> Brief
Each line should be copied exactly.

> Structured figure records

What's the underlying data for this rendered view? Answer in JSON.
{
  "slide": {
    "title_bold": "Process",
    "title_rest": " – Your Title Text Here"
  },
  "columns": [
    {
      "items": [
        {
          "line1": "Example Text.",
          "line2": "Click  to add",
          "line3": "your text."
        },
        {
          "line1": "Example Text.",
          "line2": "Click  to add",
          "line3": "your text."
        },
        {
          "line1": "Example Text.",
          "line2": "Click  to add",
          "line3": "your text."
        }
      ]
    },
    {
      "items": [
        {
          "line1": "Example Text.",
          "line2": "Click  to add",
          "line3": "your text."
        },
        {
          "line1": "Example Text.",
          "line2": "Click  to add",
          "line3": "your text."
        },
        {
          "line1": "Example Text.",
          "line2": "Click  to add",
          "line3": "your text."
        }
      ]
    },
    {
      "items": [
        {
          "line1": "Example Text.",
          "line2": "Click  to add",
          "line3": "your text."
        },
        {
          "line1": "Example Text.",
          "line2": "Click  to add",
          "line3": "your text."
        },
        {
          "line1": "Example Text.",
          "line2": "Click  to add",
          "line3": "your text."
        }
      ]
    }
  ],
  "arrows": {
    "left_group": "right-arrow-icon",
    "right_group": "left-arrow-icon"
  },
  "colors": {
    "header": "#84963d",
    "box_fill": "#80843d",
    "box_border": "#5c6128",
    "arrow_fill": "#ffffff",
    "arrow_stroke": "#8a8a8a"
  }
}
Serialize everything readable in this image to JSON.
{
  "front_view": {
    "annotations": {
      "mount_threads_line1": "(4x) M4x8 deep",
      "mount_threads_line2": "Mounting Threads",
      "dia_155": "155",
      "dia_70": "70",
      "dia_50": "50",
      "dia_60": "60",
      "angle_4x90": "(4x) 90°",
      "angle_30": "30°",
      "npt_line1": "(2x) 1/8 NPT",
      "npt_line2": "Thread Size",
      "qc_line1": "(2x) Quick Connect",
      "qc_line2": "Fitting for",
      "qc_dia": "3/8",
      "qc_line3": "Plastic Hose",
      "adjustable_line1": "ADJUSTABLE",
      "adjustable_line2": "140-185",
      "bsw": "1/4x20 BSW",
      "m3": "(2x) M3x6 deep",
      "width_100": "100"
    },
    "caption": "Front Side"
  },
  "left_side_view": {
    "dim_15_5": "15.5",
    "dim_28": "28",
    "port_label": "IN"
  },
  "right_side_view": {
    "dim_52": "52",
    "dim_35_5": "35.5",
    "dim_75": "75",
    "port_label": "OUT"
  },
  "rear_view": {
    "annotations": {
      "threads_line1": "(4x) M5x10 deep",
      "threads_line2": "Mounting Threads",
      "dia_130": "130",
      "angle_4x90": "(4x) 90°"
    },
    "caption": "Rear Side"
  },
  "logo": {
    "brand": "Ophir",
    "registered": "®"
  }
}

> Answer to this problem
What's the underlying data for this rendered view? Answer in JSON.
{
  "slide": {
    "title_bold": "Process",
    "title_rest": " – Your Title Text Here"
  },
  "columns": [
    {
      "items": [
        {
          "line1": "Example Text.",
          "line2": "Click  to add",
          "line3": "your text."
        },
        {
          "line1": "Example Text.",
          "line2": "Click  to add",
          "line3": "your text."
        },
        {
          "line1": "Example Text.",
          "line2": "Click  to add",
          "line3": "your text."
        }
      ]
    },
    {
      "items": [
        {
          "line1": "Example Text.",
          "line2": "Click  to add",
          "line3": "your text."
        },
        {
          "line1": "Example Text.",
          "line2": "Click  to add",
          "line3": "your text."
        },
        {
          "line1": "Example Text.",
          "line2": "Click  to add",
          "line3": "your text."
        }
      ]
    },
    {
      "items": [
        {
          "line1": "Example Text.",
          "line2": "Click  to add",
          "line3": "your text."
        },
        {
          "line1": "Example Text.",
          "line2": "Click  to add",
          "line3": "your text."
        },
        {
          "line1": "Example Text.",
          "line2": "Click  to add",
          "line3": "your text."
        }
      ]
    }
  ],
  "arrows": {
    "left_group": "right-arrow-icon",
    "right_group": "left-arrow-icon"
  },
  "colors": {
    "header": "#84963d",
    "box_fill": "#80843d",
    "box_border": "#5c6128",
    "arrow_fill": "#ffffff",
    "arrow_stroke": "#8a8a8a"
  }
}
Serialize everything readable in this image to JSON.
{
  "front_view": {
    "annotations": {
      "mount_threads_line1": "(4x) M4x8 deep",
      "mount_threads_line2": "Mounting Threads",
      "dia_155": "155",
      "dia_70": "70",
      "dia_50": "50",
      "dia_60": "60",
      "angle_4x90": "(4x) 90°",
      "angle_30": "30°",
      "npt_line1": "(2x) 1/8 NPT",
      "npt_line2": "Thread Size",
      "qc_line1": "(2x) Quick Connect",
      "qc_line2": "Fitting for",
      "qc_dia": "3/8",
      "qc_line3": "Plastic Hose",
      "adjustable_line1": "ADJUSTABLE",
      "adjustable_line2": "140-185",
      "bsw": "1/4x20 BSW",
      "m3": "(2x) M3x6 deep",
      "width_100": "100"
    },
    "caption": "Front Side"
  },
  "left_side_view": {
    "dim_15_5": "15.5",
    "dim_28": "28",
    "port_label": "IN"
  },
  "right_side_view": {
    "dim_52": "52",
    "dim_35_5": "35.5",
    "dim_75": "75",
    "port_label": "OUT"
  },
  "rear_view": {
    "annotations": {
      "threads_line1": "(4x) M5x10 deep",
      "threads_line2": "Mounting Threads",
      "dia_130": "130",
      "angle_4x90": "(4x) 90°"
    },
    "caption": "Rear Side"
  },
  "logo": {
    "brand": "Ophir",
    "registered": "®"
  }
}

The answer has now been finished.